** Exercise brief **
List all the lines in these records that hold "scale".

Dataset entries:
>>>
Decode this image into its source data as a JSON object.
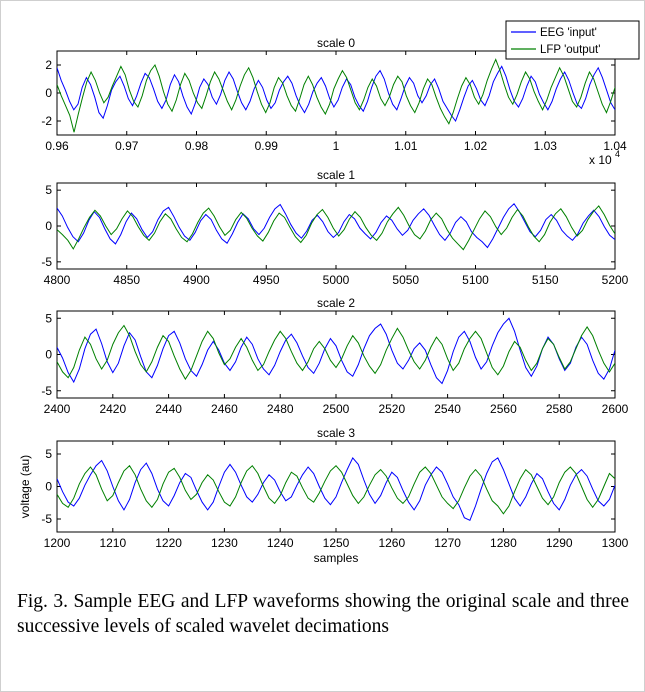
{
  "caption": "Fig. 3. Sample EEG and LFP waveforms showing the original scale and three successive levels of scaled wavelet decimations",
  "legend": {
    "placement": "top-right",
    "entries": [
      {
        "label": "EEG 'input'",
        "color": "#0000ff"
      },
      {
        "label": "LFP 'output'",
        "color": "#008000"
      }
    ]
  },
  "chart_data": [
    {
      "type": "line",
      "title": "scale 0",
      "xlabel": "",
      "ylabel": "",
      "xlim": [
        0.96,
        1.04
      ],
      "ylim": [
        -3,
        3
      ],
      "x_ticks": [
        0.96,
        0.97,
        0.98,
        0.99,
        1,
        1.01,
        1.02,
        1.03,
        1.04
      ],
      "x_tick_labels": [
        "0.96",
        "0.97",
        "0.98",
        "0.99",
        "1",
        "1.01",
        "1.02",
        "1.03",
        "1.04"
      ],
      "y_ticks": [
        -2,
        0,
        2
      ],
      "y_tick_labels": [
        "-2",
        "0",
        "2"
      ],
      "x_multiplier": "x 10",
      "x_multiplier_exp": "4",
      "series": [
        {
          "name": "EEG 'input'",
          "color": "#0000ff",
          "values": [
            1.8,
            0.9,
            0.2,
            -0.6,
            -1.2,
            -0.8,
            0.4,
            1.1,
            0.6,
            -0.3,
            -1.4,
            -1.8,
            -0.9,
            0.2,
            0.8,
            1.2,
            0.5,
            -0.4,
            -0.9,
            -0.2,
            0.7,
            1.4,
            1.1,
            0.3,
            -0.6,
            -1.1,
            -0.5,
            0.6,
            1.3,
            0.8,
            -0.2,
            -1.0,
            -1.5,
            -0.7,
            0.4,
            1.0,
            0.6,
            -0.3,
            -0.8,
            -0.1,
            0.9,
            1.5,
            1.0,
            0.1,
            -0.7,
            -1.2,
            -0.6,
            0.3,
            0.9,
            0.4,
            -0.5,
            -1.1,
            -0.7,
            0.2,
            0.8,
            1.2,
            0.7,
            -0.2,
            -0.9,
            -1.4,
            -0.8,
            0.1,
            0.7,
            1.1,
            0.5,
            -0.4,
            -1.0,
            -0.5,
            0.4,
            1.0,
            0.6,
            -0.3,
            -0.9,
            -1.3,
            -0.6,
            0.4,
            1.2,
            1.6,
            1.0,
            0.0,
            -0.8,
            -1.2,
            -0.4,
            0.5,
            1.1,
            0.7,
            -0.2,
            -0.7,
            -0.2,
            0.6,
            1.0,
            0.3,
            -0.6,
            -1.1,
            -1.6,
            -2.0,
            -1.2,
            -0.3,
            0.5,
            0.9,
            0.3,
            -0.5,
            -0.9,
            -0.2,
            0.8,
            1.4,
            1.9,
            1.2,
            0.2,
            -0.6,
            -1.0,
            -0.4,
            0.5,
            1.2,
            0.8,
            -0.1,
            -0.7,
            -1.2,
            -0.6,
            0.3,
            1.0,
            1.5,
            0.9,
            0.0,
            -0.8,
            -1.1,
            -0.4,
            0.6,
            1.3,
            1.8,
            1.1,
            0.2,
            -0.7,
            -1.2
          ]
        },
        {
          "name": "LFP 'output'",
          "color": "#008000",
          "values": [
            0.6,
            -0.2,
            -0.9,
            -1.6,
            -2.8,
            -1.5,
            -0.3,
            0.8,
            1.5,
            0.9,
            0.0,
            -0.7,
            -0.3,
            0.5,
            1.2,
            1.9,
            1.3,
            0.2,
            -0.6,
            -1.0,
            -0.2,
            0.9,
            1.6,
            2.0,
            1.2,
            0.1,
            -0.8,
            -1.3,
            -0.5,
            0.6,
            1.4,
            0.9,
            0.0,
            -0.7,
            -1.1,
            -0.2,
            0.8,
            1.5,
            1.0,
            0.2,
            -0.6,
            -1.2,
            -0.5,
            0.5,
            1.3,
            1.8,
            1.1,
            0.1,
            -0.8,
            -1.4,
            -0.7,
            0.4,
            1.1,
            0.7,
            -0.2,
            -0.9,
            -1.3,
            -0.4,
            0.6,
            1.2,
            0.6,
            -0.3,
            -1.0,
            -1.5,
            -0.8,
            0.3,
            1.0,
            1.6,
            1.1,
            0.2,
            -0.7,
            -1.2,
            -0.5,
            0.4,
            1.0,
            0.5,
            -0.4,
            -0.9,
            -0.3,
            0.6,
            1.2,
            0.8,
            -0.2,
            -0.9,
            -1.4,
            -0.7,
            0.3,
            1.0,
            0.6,
            -0.3,
            -1.1,
            -1.7,
            -2.2,
            -1.4,
            -0.4,
            0.5,
            1.1,
            0.6,
            -0.3,
            -0.8,
            -0.1,
            0.9,
            1.7,
            2.4,
            1.6,
            0.6,
            -0.3,
            -0.8,
            -0.1,
            0.8,
            1.5,
            1.0,
            0.1,
            -0.6,
            -1.2,
            -0.5,
            0.4,
            1.1,
            1.8,
            1.2,
            0.3,
            -0.6,
            -1.0,
            -0.3,
            0.7,
            1.5,
            1.0,
            0.1,
            -0.8,
            -1.4,
            -0.6,
            0.4
          ]
        }
      ]
    },
    {
      "type": "line",
      "title": "scale 1",
      "xlabel": "",
      "ylabel": "",
      "xlim": [
        4800,
        5200
      ],
      "ylim": [
        -6,
        6
      ],
      "x_ticks": [
        4800,
        4850,
        4900,
        4950,
        5000,
        5050,
        5100,
        5150,
        5200
      ],
      "x_tick_labels": [
        "4800",
        "4850",
        "4900",
        "4950",
        "5000",
        "5050",
        "5100",
        "5150",
        "5200"
      ],
      "y_ticks": [
        -5,
        0,
        5
      ],
      "y_tick_labels": [
        "-5",
        "0",
        "5"
      ],
      "series": [
        {
          "name": "EEG 'input'",
          "color": "#0000ff",
          "values": [
            2.5,
            1.4,
            -0.2,
            -1.5,
            -2.2,
            -1.0,
            0.8,
            2.0,
            1.2,
            -0.4,
            -1.8,
            -2.5,
            -1.2,
            0.6,
            1.8,
            1.0,
            -0.5,
            -1.6,
            -0.8,
            0.9,
            2.1,
            2.6,
            1.3,
            -0.2,
            -1.4,
            -2.0,
            -0.9,
            0.7,
            1.6,
            0.9,
            -0.6,
            -1.8,
            -2.4,
            -1.1,
            0.5,
            1.7,
            1.0,
            -0.4,
            -1.2,
            -0.3,
            1.2,
            2.4,
            3.0,
            1.7,
            0.2,
            -1.0,
            -1.7,
            -0.7,
            0.8,
            1.5,
            0.6,
            -0.8,
            -1.6,
            -0.9,
            0.6,
            1.6,
            1.0,
            -0.3,
            -1.1,
            -1.8,
            -0.9,
            0.5,
            1.4,
            0.8,
            -0.4,
            -1.3,
            -0.6,
            0.8,
            1.7,
            2.4,
            1.5,
            0.1,
            -1.2,
            -2.0,
            -1.0,
            0.5,
            1.3,
            0.6,
            -0.8,
            -1.6,
            -2.2,
            -3.0,
            -1.8,
            -0.3,
            1.2,
            2.4,
            3.1,
            2.0,
            0.6,
            -0.8,
            -1.5,
            -0.6,
            0.9,
            1.6,
            0.8,
            -0.6,
            -1.4,
            -2.0,
            -1.1,
            0.4,
            1.4,
            2.2,
            1.3,
            -0.1,
            -1.3,
            -1.9
          ]
        },
        {
          "name": "LFP 'output'",
          "color": "#008000",
          "values": [
            -0.5,
            -1.2,
            -2.0,
            -3.2,
            -1.8,
            -0.2,
            1.2,
            2.2,
            1.4,
            0.0,
            -1.2,
            -0.4,
            1.0,
            2.1,
            1.3,
            -0.1,
            -1.3,
            -2.0,
            -1.0,
            0.6,
            1.7,
            1.0,
            -0.4,
            -1.6,
            -2.2,
            -1.1,
            0.5,
            1.8,
            2.5,
            1.4,
            -0.1,
            -1.3,
            -0.6,
            0.9,
            1.9,
            1.1,
            -0.3,
            -1.4,
            -2.1,
            -0.9,
            0.7,
            1.8,
            1.2,
            -0.2,
            -1.5,
            -2.3,
            -1.3,
            0.4,
            1.6,
            2.3,
            1.2,
            -0.3,
            -1.4,
            -0.5,
            1.0,
            2.0,
            1.2,
            -0.2,
            -1.3,
            -2.0,
            -1.0,
            0.6,
            1.7,
            2.6,
            1.5,
            0.0,
            -1.2,
            -1.8,
            -0.7,
            0.9,
            1.8,
            1.0,
            -0.5,
            -1.7,
            -2.5,
            -3.3,
            -2.0,
            -0.5,
            1.0,
            2.1,
            1.3,
            -0.1,
            -1.2,
            -0.3,
            1.2,
            2.3,
            1.4,
            -0.1,
            -1.4,
            -2.2,
            -1.2,
            0.5,
            1.7,
            2.4,
            1.3,
            -0.2,
            -1.4,
            -0.6,
            0.9,
            2.0,
            2.8,
            1.6,
            0.1,
            -1.1
          ]
        }
      ]
    },
    {
      "type": "line",
      "title": "scale 2",
      "xlabel": "",
      "ylabel": "",
      "xlim": [
        2400,
        2600
      ],
      "ylim": [
        -6,
        6
      ],
      "x_ticks": [
        2400,
        2420,
        2440,
        2460,
        2480,
        2500,
        2520,
        2540,
        2560,
        2580,
        2600
      ],
      "x_tick_labels": [
        "2400",
        "2420",
        "2440",
        "2460",
        "2480",
        "2500",
        "2520",
        "2540",
        "2560",
        "2580",
        "2600"
      ],
      "y_ticks": [
        -5,
        0,
        5
      ],
      "y_tick_labels": [
        "-5",
        "0",
        "5"
      ],
      "series": [
        {
          "name": "EEG 'input'",
          "color": "#0000ff",
          "values": [
            1.0,
            -0.5,
            -2.5,
            -3.8,
            -2.0,
            0.8,
            2.8,
            3.5,
            1.5,
            -1.0,
            -2.5,
            -1.2,
            1.2,
            3.0,
            2.0,
            -0.3,
            -2.4,
            -3.2,
            -1.5,
            0.8,
            2.6,
            3.2,
            1.6,
            -0.6,
            -2.2,
            -3.0,
            -1.4,
            0.6,
            1.8,
            0.6,
            -1.2,
            -2.2,
            -1.0,
            1.0,
            2.4,
            1.4,
            -0.6,
            -2.0,
            -2.8,
            -1.5,
            0.4,
            2.0,
            2.8,
            1.6,
            -0.2,
            -1.8,
            -2.6,
            -1.2,
            0.8,
            2.2,
            1.2,
            -0.8,
            -2.4,
            -3.0,
            -1.4,
            0.8,
            2.6,
            3.6,
            4.2,
            2.8,
            0.6,
            -1.2,
            -2.0,
            -0.8,
            0.8,
            1.6,
            0.6,
            -1.4,
            -3.2,
            -4.0,
            -2.2,
            0.4,
            2.4,
            3.2,
            1.8,
            -0.4,
            -2.0,
            -1.0,
            1.2,
            3.0,
            4.2,
            5.0,
            3.2,
            0.6,
            -1.8,
            -3.0,
            -1.6,
            0.8,
            2.4,
            1.4,
            -0.6,
            -2.2,
            -1.2,
            1.0,
            2.4,
            1.4,
            -0.8,
            -2.6,
            -3.4,
            -2.0,
            0.6
          ]
        },
        {
          "name": "LFP 'output'",
          "color": "#008000",
          "values": [
            -1.0,
            -2.4,
            -3.2,
            -1.8,
            0.6,
            2.4,
            1.4,
            -0.6,
            -2.0,
            -0.8,
            1.4,
            3.0,
            4.0,
            2.6,
            0.4,
            -1.4,
            -2.4,
            -1.0,
            1.0,
            2.6,
            1.8,
            -0.2,
            -2.0,
            -3.4,
            -2.2,
            -0.2,
            1.8,
            3.2,
            2.2,
            0.2,
            -1.4,
            -0.6,
            1.0,
            2.2,
            1.0,
            -0.8,
            -2.2,
            -1.4,
            0.4,
            2.0,
            3.2,
            2.2,
            0.4,
            -1.2,
            -2.2,
            -1.0,
            0.8,
            1.8,
            0.8,
            -0.8,
            -1.8,
            -0.6,
            1.2,
            2.6,
            1.6,
            -0.2,
            -1.6,
            -2.6,
            -1.4,
            0.6,
            2.2,
            3.6,
            2.4,
            0.6,
            -1.0,
            -2.0,
            -0.8,
            1.0,
            2.4,
            1.4,
            -0.6,
            -2.2,
            -1.2,
            0.8,
            2.2,
            3.2,
            2.2,
            0.2,
            -1.8,
            -2.8,
            -1.6,
            0.4,
            1.8,
            1.0,
            -0.8,
            -2.2,
            -1.2,
            0.8,
            2.2,
            1.4,
            -0.4,
            -2.0,
            -1.0,
            0.8,
            2.6,
            3.8,
            2.6,
            0.6,
            -1.2,
            -2.4,
            -1.2
          ]
        }
      ]
    },
    {
      "type": "line",
      "title": "scale 3",
      "xlabel": "samples",
      "ylabel": "voltage (au)",
      "xlim": [
        1200,
        1300
      ],
      "ylim": [
        -7,
        7
      ],
      "x_ticks": [
        1200,
        1210,
        1220,
        1230,
        1240,
        1250,
        1260,
        1270,
        1280,
        1290,
        1300
      ],
      "x_tick_labels": [
        "1200",
        "1210",
        "1220",
        "1230",
        "1240",
        "1250",
        "1260",
        "1270",
        "1280",
        "1290",
        "1300"
      ],
      "y_ticks": [
        -5,
        0,
        5
      ],
      "y_tick_labels": [
        "-5",
        "0",
        "5"
      ],
      "series": [
        {
          "name": "EEG 'input'",
          "color": "#0000ff",
          "values": [
            1.2,
            -0.8,
            -2.4,
            -3.0,
            -1.8,
            0.2,
            1.8,
            3.2,
            4.0,
            2.4,
            0.0,
            -2.2,
            -3.6,
            -2.0,
            0.6,
            2.6,
            3.6,
            2.0,
            -0.4,
            -2.2,
            -3.0,
            -1.4,
            0.6,
            2.0,
            1.4,
            -0.6,
            -2.4,
            -3.6,
            -2.4,
            0.0,
            2.2,
            3.4,
            2.2,
            0.2,
            -1.6,
            -2.4,
            -1.2,
            0.6,
            1.8,
            1.0,
            -0.8,
            -2.2,
            -1.6,
            0.2,
            1.8,
            3.0,
            2.0,
            0.0,
            -1.8,
            -2.8,
            -1.6,
            0.6,
            2.6,
            4.4,
            3.4,
            1.0,
            -1.2,
            -2.6,
            -1.4,
            0.6,
            2.2,
            1.4,
            -0.6,
            -2.4,
            -3.6,
            -2.2,
            0.2,
            1.8,
            3.0,
            2.2,
            0.4,
            -1.6,
            -2.8,
            -4.8,
            -5.2,
            -3.0,
            -0.4,
            2.0,
            3.8,
            4.4,
            2.6,
            0.4,
            -1.8,
            -3.0,
            -1.6,
            0.4,
            2.0,
            1.2,
            -0.8,
            -2.6,
            -3.6,
            -2.0,
            0.2,
            1.8,
            2.6,
            1.6,
            -0.4,
            -2.2,
            -3.0,
            -2.0,
            0.2
          ]
        },
        {
          "name": "LFP 'output'",
          "color": "#008000",
          "values": [
            -1.2,
            -2.6,
            -3.2,
            -1.8,
            0.4,
            2.0,
            3.0,
            1.8,
            -0.4,
            -2.2,
            -1.4,
            0.6,
            2.4,
            3.2,
            1.8,
            -0.4,
            -2.2,
            -3.2,
            -2.0,
            0.4,
            2.2,
            2.8,
            1.4,
            -0.6,
            -2.0,
            -1.2,
            0.6,
            1.8,
            1.0,
            -0.8,
            -2.4,
            -3.0,
            -1.6,
            0.6,
            2.4,
            3.2,
            2.0,
            0.0,
            -1.8,
            -2.6,
            -1.4,
            0.6,
            2.2,
            1.6,
            -0.2,
            -1.8,
            -2.4,
            -1.0,
            0.8,
            2.4,
            3.2,
            2.2,
            0.4,
            -1.4,
            -2.6,
            -1.6,
            0.2,
            1.8,
            2.6,
            1.6,
            -0.2,
            -1.8,
            -2.6,
            -1.6,
            0.4,
            2.2,
            3.0,
            2.0,
            0.2,
            -1.6,
            -2.6,
            -3.4,
            -2.2,
            -0.2,
            1.6,
            2.6,
            1.6,
            -0.4,
            -2.2,
            -3.0,
            -4.2,
            -3.0,
            -0.8,
            1.2,
            2.6,
            1.8,
            0.0,
            -1.8,
            -2.8,
            -1.6,
            0.6,
            2.2,
            3.0,
            2.0,
            0.0,
            -2.0,
            -3.2,
            -2.0,
            0.0,
            2.0,
            1.2
          ]
        }
      ]
    }
  ]
}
<<<
** Final answer **
  "caption": "Fig. 3. Sample EEG and LFP waveforms showing the original scale and three successive levels of scaled wavelet decimations",
      "title": "scale 0",
      "title": "scale 1",
      "title": "scale 2",
      "title": "scale 3",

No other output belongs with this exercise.